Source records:
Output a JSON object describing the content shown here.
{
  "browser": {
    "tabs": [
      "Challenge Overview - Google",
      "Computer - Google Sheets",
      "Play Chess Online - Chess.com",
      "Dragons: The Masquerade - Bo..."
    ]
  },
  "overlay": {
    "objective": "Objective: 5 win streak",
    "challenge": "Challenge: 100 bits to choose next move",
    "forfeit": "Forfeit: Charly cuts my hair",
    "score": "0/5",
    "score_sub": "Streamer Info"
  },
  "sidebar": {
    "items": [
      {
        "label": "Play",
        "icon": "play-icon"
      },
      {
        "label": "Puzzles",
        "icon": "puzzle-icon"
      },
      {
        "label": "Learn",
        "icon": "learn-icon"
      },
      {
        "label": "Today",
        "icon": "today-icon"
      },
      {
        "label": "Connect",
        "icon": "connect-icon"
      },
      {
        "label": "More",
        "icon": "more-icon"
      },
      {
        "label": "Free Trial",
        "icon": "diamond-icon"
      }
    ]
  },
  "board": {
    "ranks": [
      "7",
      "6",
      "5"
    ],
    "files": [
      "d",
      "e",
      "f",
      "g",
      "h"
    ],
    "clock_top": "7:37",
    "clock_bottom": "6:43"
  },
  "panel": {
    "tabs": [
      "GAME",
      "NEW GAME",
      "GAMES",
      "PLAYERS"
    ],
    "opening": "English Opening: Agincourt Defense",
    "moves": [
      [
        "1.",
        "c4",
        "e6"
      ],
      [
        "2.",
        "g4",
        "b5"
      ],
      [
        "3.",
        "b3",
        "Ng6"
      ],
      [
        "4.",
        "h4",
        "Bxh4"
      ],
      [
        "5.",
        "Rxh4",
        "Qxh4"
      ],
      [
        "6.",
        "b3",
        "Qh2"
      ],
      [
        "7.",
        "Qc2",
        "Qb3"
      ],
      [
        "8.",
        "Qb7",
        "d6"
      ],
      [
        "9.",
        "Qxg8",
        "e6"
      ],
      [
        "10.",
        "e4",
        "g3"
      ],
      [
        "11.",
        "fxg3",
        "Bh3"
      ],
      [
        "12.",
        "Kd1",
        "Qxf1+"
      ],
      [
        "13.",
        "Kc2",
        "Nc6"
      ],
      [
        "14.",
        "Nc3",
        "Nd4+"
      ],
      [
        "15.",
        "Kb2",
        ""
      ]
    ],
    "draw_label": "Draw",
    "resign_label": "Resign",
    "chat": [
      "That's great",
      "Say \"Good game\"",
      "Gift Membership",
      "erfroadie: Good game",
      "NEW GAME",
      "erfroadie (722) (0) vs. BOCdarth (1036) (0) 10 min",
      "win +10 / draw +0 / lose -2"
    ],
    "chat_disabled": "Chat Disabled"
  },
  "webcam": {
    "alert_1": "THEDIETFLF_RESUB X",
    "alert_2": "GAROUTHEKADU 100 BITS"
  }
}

REQUIRED TASK
Reproduce the records word for word.

FINAL RESULT
Output a JSON object describing the content shown here.
{
  "browser": {
    "tabs": [
      "Challenge Overview - Google",
      "Computer - Google Sheets",
      "Play Chess Online - Chess.com",
      "Dragons: The Masquerade - Bo..."
    ]
  },
  "overlay": {
    "objective": "Objective: 5 win streak",
    "challenge": "Challenge: 100 bits to choose next move",
    "forfeit": "Forfeit: Charly cuts my hair",
    "score": "0/5",
    "score_sub": "Streamer Info"
  },
  "sidebar": {
    "items": [
      {
        "label": "Play",
        "icon": "play-icon"
      },
      {
        "label": "Puzzles",
        "icon": "puzzle-icon"
      },
      {
        "label": "Learn",
        "icon": "learn-icon"
      },
      {
        "label": "Today",
        "icon": "today-icon"
      },
      {
        "label": "Connect",
        "icon": "connect-icon"
      },
      {
        "label": "More",
        "icon": "more-icon"
      },
      {
        "label": "Free Trial",
        "icon": "diamond-icon"
      }
    ]
  },
  "board": {
    "ranks": [
      "7",
      "6",
      "5"
    ],
    "files": [
      "d",
      "e",
      "f",
      "g",
      "h"
    ],
    "clock_top": "7:37",
    "clock_bottom": "6:43"
  },
  "panel": {
    "tabs": [
      "GAME",
      "NEW GAME",
      "GAMES",
      "PLAYERS"
    ],
    "opening": "English Opening: Agincourt Defense",
    "moves": [
      [
        "1.",
        "c4",
        "e6"
      ],
      [
        "2.",
        "g4",
        "b5"
      ],
      [
        "3.",
        "b3",
        "Ng6"
      ],
      [
        "4.",
        "h4",
        "Bxh4"
      ],
      [
        "5.",
        "Rxh4",
        "Qxh4"
      ],
      [
        "6.",
        "b3",
        "Qh2"
      ],
      [
        "7.",
        "Qc2",
        "Qb3"
      ],
      [
        "8.",
        "Qb7",
        "d6"
      ],
      [
        "9.",
        "Qxg8",
        "e6"
      ],
      [
        "10.",
        "e4",
        "g3"
      ],
      [
        "11.",
        "fxg3",
        "Bh3"
      ],
      [
        "12.",
        "Kd1",
        "Qxf1+"
      ],
      [
        "13.",
        "Kc2",
        "Nc6"
      ],
      [
        "14.",
        "Nc3",
        "Nd4+"
      ],
      [
        "15.",
        "Kb2",
        ""
      ]
    ],
    "draw_label": "Draw",
    "resign_label": "Resign",
    "chat": [
      "That's great",
      "Say \"Good game\"",
      "Gift Membership",
      "erfroadie: Good game",
      "NEW GAME",
      "erfroadie (722) (0) vs. BOCdarth (1036) (0) 10 min",
      "win +10 / draw +0 / lose -2"
    ],
    "chat_disabled": "Chat Disabled"
  },
  "webcam": {
    "alert_1": "THEDIETFLF_RESUB X",
    "alert_2": "GAROUTHEKADU 100 BITS"
  }
}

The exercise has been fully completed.